STATED PROBLEM: Reproduce all of the material exactly as shown.

Dataset items:
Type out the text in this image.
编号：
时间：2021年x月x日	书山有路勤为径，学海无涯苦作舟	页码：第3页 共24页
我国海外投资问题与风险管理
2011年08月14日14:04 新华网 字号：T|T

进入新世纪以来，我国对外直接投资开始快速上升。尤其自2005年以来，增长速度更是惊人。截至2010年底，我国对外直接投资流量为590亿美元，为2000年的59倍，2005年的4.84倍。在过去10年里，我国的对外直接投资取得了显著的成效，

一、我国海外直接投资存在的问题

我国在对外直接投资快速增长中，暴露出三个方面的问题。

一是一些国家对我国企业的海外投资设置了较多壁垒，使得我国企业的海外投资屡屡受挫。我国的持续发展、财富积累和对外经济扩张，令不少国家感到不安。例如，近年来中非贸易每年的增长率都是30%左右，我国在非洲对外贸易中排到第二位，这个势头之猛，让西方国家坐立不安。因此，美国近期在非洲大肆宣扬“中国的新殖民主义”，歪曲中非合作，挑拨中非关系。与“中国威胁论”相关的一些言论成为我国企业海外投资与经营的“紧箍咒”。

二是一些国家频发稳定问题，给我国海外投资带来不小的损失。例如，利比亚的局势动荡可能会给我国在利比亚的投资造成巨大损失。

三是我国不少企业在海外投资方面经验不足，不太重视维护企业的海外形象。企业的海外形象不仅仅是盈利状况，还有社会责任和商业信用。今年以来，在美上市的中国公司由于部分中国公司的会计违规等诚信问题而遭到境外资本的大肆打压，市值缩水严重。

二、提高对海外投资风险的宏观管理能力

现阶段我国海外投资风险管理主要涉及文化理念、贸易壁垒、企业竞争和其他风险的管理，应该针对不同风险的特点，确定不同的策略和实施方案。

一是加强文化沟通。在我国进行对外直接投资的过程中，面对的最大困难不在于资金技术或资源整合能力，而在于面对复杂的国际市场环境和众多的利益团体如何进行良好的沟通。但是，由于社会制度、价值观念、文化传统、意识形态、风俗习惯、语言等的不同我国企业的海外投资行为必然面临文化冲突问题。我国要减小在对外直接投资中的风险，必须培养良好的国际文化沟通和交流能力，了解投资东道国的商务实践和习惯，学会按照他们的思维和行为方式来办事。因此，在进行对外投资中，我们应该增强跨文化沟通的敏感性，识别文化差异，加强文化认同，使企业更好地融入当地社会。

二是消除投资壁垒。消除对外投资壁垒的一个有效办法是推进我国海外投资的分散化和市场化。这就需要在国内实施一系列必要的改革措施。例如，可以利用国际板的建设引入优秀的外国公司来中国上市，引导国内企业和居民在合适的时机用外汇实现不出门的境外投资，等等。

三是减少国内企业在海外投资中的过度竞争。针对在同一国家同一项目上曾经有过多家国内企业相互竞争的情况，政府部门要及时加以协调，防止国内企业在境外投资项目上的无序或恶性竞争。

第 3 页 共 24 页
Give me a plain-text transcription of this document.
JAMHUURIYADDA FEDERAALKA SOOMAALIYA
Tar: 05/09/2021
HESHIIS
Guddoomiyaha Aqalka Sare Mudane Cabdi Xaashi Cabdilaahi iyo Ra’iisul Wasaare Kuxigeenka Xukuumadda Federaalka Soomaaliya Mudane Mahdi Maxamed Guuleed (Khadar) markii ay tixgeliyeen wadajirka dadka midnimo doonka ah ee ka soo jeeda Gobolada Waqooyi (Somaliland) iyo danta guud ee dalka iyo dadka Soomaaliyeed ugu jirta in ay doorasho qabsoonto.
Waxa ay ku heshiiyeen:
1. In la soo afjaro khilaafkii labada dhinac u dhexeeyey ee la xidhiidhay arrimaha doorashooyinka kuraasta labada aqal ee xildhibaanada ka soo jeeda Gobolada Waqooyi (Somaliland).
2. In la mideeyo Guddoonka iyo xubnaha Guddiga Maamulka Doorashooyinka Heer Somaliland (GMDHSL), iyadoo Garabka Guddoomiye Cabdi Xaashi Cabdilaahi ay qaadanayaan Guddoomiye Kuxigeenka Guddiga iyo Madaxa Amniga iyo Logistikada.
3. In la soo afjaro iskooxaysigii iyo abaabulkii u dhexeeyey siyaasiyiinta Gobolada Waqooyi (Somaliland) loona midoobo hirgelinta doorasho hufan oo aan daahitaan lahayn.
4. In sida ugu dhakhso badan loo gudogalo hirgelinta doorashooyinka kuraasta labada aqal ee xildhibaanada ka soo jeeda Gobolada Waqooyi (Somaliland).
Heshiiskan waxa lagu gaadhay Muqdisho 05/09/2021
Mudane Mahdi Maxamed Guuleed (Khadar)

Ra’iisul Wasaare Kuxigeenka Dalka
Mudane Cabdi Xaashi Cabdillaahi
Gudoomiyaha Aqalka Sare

FULL SOLUTION:
Type out the text in this image.
编号：
时间：2021年x月x日	书山有路勤为径，学海无涯苦作舟	页码：第3页 共24页
我国海外投资问题与风险管理
2011年08月14日14:04 新华网 字号：T|T

进入新世纪以来，我国对外直接投资开始快速上升。尤其自2005年以来，增长速度更是惊人。截至2010年底，我国对外直接投资流量为590亿美元，为2000年的59倍，2005年的4.84倍。在过去10年里，我国的对外直接投资取得了显著的成效，

一、我国海外直接投资存在的问题

我国在对外直接投资快速增长中，暴露出三个方面的问题。

一是一些国家对我国企业的海外投资设置了较多壁垒，使得我国企业的海外投资屡屡受挫。我国的持续发展、财富积累和对外经济扩张，令不少国家感到不安。例如，近年来中非贸易每年的增长率都是30%左右，我国在非洲对外贸易中排到第二位，这个势头之猛，让西方国家坐立不安。因此，美国近期在非洲大肆宣扬“中国的新殖民主义”，歪曲中非合作，挑拨中非关系。与“中国威胁论”相关的一些言论成为我国企业海外投资与经营的“紧箍咒”。

二是一些国家频发稳定问题，给我国海外投资带来不小的损失。例如，利比亚的局势动荡可能会给我国在利比亚的投资造成巨大损失。

三是我国不少企业在海外投资方面经验不足，不太重视维护企业的海外形象。企业的海外形象不仅仅是盈利状况，还有社会责任和商业信用。今年以来，在美上市的中国公司由于部分中国公司的会计违规等诚信问题而遭到境外资本的大肆打压，市值缩水严重。

二、提高对海外投资风险的宏观管理能力

现阶段我国海外投资风险管理主要涉及文化理念、贸易壁垒、企业竞争和其他风险的管理，应该针对不同风险的特点，确定不同的策略和实施方案。

一是加强文化沟通。在我国进行对外直接投资的过程中，面对的最大困难不在于资金技术或资源整合能力，而在于面对复杂的国际市场环境和众多的利益团体如何进行良好的沟通。但是，由于社会制度、价值观念、文化传统、意识形态、风俗习惯、语言等的不同我国企业的海外投资行为必然面临文化冲突问题。我国要减小在对外直接投资中的风险，必须培养良好的国际文化沟通和交流能力，了解投资东道国的商务实践和习惯，学会按照他们的思维和行为方式来办事。因此，在进行对外投资中，我们应该增强跨文化沟通的敏感性，识别文化差异，加强文化认同，使企业更好地融入当地社会。

二是消除投资壁垒。消除对外投资壁垒的一个有效办法是推进我国海外投资的分散化和市场化。这就需要在国内实施一系列必要的改革措施。例如，可以利用国际板的建设引入优秀的外国公司来中国上市，引导国内企业和居民在合适的时机用外汇实现不出门的境外投资，等等。

三是减少国内企业在海外投资中的过度竞争。针对在同一国家同一项目上曾经有过多家国内企业相互竞争的情况，政府部门要及时加以协调，防止国内企业在境外投资项目上的无序或恶性竞争。

第 3 页 共 24 页
Give me a plain-text transcription of this document.
JAMHUURIYADDA FEDERAALKA SOOMAALIYA
Tar: 05/09/2021
HESHIIS
Guddoomiyaha Aqalka Sare Mudane Cabdi Xaashi Cabdilaahi iyo Ra’iisul Wasaare Kuxigeenka Xukuumadda Federaalka Soomaaliya Mudane Mahdi Maxamed Guuleed (Khadar) markii ay tixgeliyeen wadajirka dadka midnimo doonka ah ee ka soo jeeda Gobolada Waqooyi (Somaliland) iyo danta guud ee dalka iyo dadka Soomaaliyeed ugu jirta in ay doorasho qabsoonto.
Waxa ay ku heshiiyeen:
1. In la soo afjaro khilaafkii labada dhinac u dhexeeyey ee la xidhiidhay arrimaha doorashooyinka kuraasta labada aqal ee xildhibaanada ka soo jeeda Gobolada Waqooyi (Somaliland).
2. In la mideeyo Guddoonka iyo xubnaha Guddiga Maamulka Doorashooyinka Heer Somaliland (GMDHSL), iyadoo Garabka Guddoomiye Cabdi Xaashi Cabdilaahi ay qaadanayaan Guddoomiye Kuxigeenka Guddiga iyo Madaxa Amniga iyo Logistikada.
3. In la soo afjaro iskooxaysigii iyo abaabulkii u dhexeeyey siyaasiyiinta Gobolada Waqooyi (Somaliland) loona midoobo hirgelinta doorasho hufan oo aan daahitaan lahayn.
4. In sida ugu dhakhso badan loo gudogalo hirgelinta doorashooyinka kuraasta labada aqal ee xildhibaanada ka soo jeeda Gobolada Waqooyi (Somaliland).
Heshiiskan waxa lagu gaadhay Muqdisho 05/09/2021
Mudane Mahdi Maxamed Guuleed (Khadar)

Ra’iisul Wasaare Kuxigeenka Dalka
Mudane Cabdi Xaashi Cabdillaahi
Gudoomiyaha Aqalka Sare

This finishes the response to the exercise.